**DATA SHOWN:**

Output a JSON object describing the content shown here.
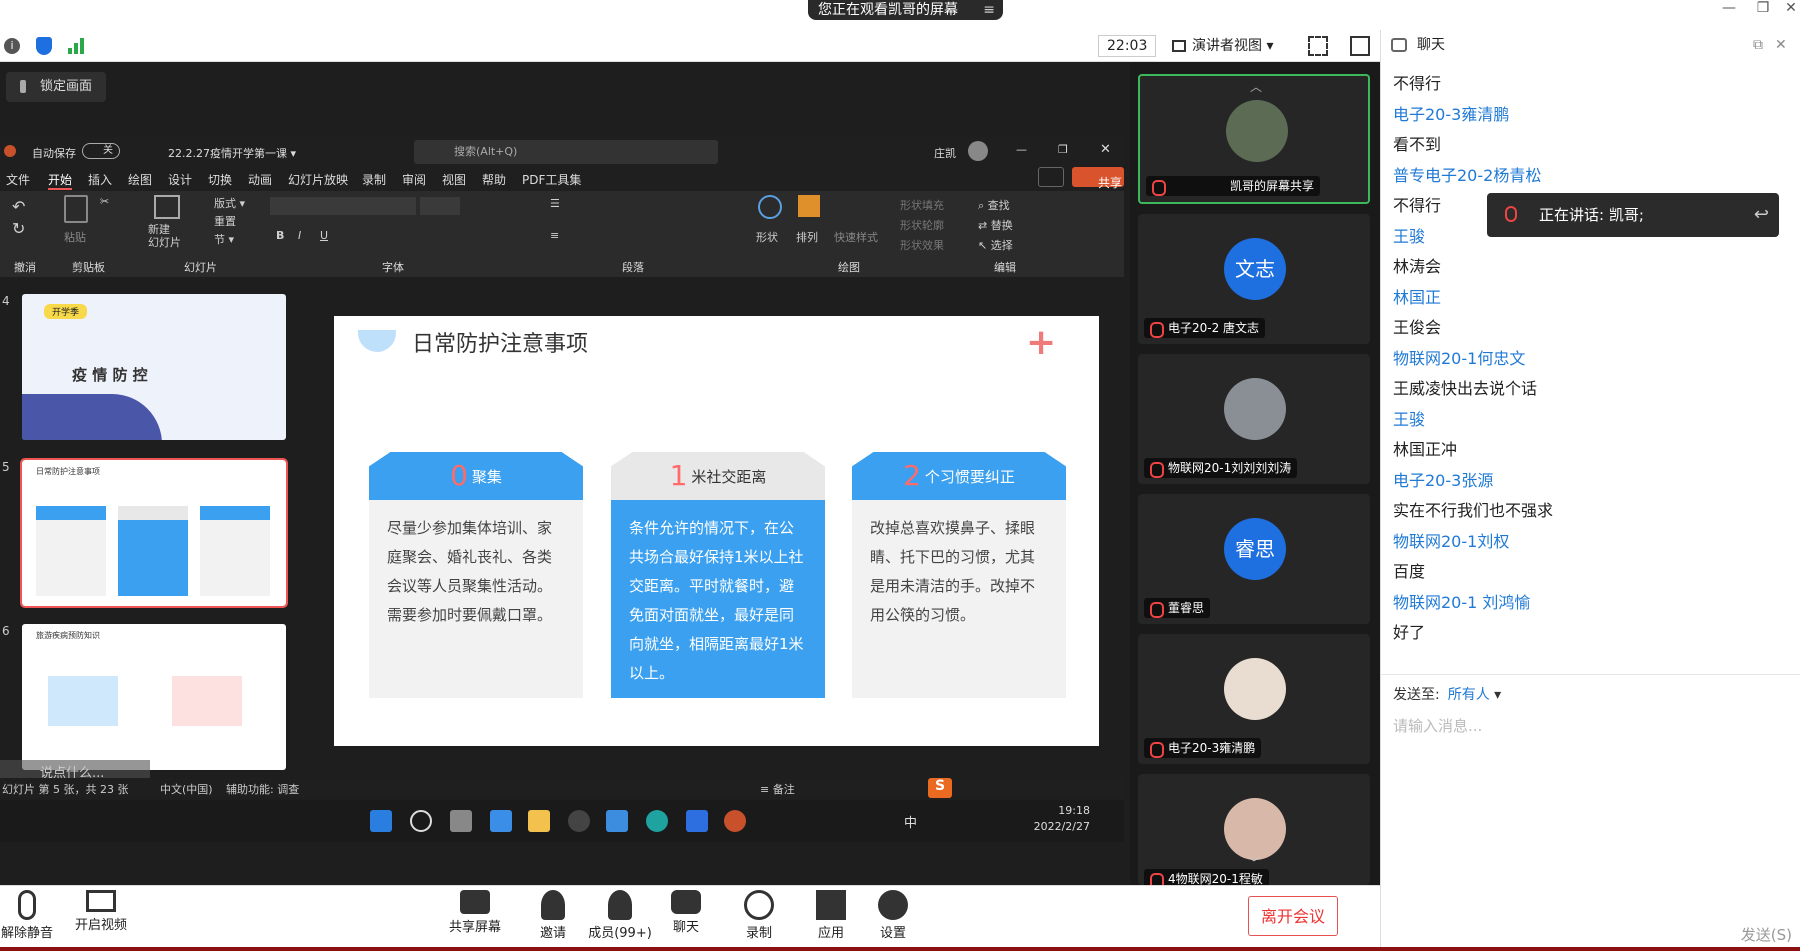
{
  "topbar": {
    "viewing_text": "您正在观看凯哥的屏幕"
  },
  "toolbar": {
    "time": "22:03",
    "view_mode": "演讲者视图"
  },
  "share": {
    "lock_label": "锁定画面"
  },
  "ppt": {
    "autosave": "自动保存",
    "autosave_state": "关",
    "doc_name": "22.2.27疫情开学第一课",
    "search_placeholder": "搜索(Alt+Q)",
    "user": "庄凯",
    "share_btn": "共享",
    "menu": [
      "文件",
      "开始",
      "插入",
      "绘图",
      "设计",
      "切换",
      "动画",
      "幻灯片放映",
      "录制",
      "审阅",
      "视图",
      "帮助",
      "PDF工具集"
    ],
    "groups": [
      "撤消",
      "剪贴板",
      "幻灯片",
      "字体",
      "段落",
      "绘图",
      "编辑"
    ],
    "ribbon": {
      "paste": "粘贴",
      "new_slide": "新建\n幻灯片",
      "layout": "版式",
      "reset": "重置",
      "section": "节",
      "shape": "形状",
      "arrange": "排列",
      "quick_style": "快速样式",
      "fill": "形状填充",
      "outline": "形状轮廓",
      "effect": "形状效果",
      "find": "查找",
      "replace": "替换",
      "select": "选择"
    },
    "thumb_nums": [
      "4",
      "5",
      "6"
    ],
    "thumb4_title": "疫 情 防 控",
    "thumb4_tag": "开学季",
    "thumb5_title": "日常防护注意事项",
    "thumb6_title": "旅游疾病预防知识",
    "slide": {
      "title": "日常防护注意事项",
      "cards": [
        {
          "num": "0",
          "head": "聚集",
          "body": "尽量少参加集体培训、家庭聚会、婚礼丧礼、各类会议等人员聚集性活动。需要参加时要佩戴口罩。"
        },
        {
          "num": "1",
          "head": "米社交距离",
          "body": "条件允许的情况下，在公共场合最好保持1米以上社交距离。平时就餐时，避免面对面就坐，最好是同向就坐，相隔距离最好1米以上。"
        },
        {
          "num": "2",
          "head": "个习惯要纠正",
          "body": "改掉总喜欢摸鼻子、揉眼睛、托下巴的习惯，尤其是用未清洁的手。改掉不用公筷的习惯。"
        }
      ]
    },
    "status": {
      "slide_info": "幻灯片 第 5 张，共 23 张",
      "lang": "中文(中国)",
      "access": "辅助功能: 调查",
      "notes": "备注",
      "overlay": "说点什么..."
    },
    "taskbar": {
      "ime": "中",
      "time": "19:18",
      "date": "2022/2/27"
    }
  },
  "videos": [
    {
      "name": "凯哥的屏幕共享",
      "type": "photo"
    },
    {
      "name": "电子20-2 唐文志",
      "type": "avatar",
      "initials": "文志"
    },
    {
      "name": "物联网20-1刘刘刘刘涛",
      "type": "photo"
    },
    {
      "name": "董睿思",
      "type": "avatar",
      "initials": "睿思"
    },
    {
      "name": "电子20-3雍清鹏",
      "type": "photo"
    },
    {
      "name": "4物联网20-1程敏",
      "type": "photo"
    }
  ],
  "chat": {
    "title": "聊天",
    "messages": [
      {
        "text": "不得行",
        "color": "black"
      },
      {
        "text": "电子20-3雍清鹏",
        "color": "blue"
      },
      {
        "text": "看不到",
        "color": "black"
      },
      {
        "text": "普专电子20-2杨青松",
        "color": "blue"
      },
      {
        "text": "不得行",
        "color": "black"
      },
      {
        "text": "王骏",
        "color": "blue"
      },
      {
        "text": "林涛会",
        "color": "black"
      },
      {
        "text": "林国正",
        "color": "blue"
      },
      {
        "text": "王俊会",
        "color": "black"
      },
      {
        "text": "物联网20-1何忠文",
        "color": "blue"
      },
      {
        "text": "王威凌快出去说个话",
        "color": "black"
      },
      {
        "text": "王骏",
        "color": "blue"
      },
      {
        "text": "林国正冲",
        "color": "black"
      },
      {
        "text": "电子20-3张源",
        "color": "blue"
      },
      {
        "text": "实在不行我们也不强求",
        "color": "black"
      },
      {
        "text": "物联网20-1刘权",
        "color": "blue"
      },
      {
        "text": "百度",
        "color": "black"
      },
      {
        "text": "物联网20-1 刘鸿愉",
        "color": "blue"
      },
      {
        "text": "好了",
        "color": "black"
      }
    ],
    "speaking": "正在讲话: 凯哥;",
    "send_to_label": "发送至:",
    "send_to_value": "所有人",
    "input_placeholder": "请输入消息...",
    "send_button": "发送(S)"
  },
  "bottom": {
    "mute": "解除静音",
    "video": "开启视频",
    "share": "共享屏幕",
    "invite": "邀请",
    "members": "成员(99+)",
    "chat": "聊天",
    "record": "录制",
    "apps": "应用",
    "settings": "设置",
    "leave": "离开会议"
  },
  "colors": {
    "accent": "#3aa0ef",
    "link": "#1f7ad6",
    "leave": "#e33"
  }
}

---

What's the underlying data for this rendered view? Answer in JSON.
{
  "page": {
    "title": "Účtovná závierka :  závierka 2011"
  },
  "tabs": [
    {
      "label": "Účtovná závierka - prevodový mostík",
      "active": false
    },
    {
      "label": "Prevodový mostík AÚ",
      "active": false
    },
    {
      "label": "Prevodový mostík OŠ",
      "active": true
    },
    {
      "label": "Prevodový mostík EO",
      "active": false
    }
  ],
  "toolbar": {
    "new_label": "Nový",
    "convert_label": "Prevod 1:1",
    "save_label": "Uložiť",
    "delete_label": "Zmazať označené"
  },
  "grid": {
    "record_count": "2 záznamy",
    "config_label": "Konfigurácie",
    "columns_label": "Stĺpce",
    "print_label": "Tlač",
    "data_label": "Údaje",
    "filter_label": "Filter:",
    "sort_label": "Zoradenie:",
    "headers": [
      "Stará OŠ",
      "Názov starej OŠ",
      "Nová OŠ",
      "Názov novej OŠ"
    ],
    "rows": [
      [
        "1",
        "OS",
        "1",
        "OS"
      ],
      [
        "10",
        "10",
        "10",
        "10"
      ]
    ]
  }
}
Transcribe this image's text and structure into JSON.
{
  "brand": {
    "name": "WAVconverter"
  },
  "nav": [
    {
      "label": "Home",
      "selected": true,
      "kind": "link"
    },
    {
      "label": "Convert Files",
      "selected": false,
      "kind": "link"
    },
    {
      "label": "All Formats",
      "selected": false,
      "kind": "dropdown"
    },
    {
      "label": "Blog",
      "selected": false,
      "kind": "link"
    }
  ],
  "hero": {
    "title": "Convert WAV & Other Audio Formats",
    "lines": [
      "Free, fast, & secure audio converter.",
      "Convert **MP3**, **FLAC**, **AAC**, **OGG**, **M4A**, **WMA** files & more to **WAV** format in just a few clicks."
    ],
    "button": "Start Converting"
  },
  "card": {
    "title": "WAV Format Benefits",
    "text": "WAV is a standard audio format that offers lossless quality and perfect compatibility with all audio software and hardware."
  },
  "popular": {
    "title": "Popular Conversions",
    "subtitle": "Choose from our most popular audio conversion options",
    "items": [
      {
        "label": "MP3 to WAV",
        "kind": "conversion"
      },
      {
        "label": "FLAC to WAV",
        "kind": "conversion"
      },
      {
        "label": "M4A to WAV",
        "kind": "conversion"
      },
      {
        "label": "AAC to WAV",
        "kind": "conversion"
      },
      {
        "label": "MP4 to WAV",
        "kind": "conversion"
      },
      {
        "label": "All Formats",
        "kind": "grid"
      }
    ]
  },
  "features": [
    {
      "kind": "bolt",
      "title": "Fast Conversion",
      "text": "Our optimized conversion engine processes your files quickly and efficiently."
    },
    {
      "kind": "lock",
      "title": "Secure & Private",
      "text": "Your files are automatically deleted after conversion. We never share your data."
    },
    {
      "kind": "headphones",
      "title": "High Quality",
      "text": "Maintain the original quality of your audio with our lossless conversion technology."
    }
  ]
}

**WHAT THE EXERCISE ASKS:** Identify and copy lines that hold the string "this".

**ANSWER FOR THE TASK:**
What's the underlying data for this rendered view? Answer in JSON.
Transcribe this image's text and structure into JSON.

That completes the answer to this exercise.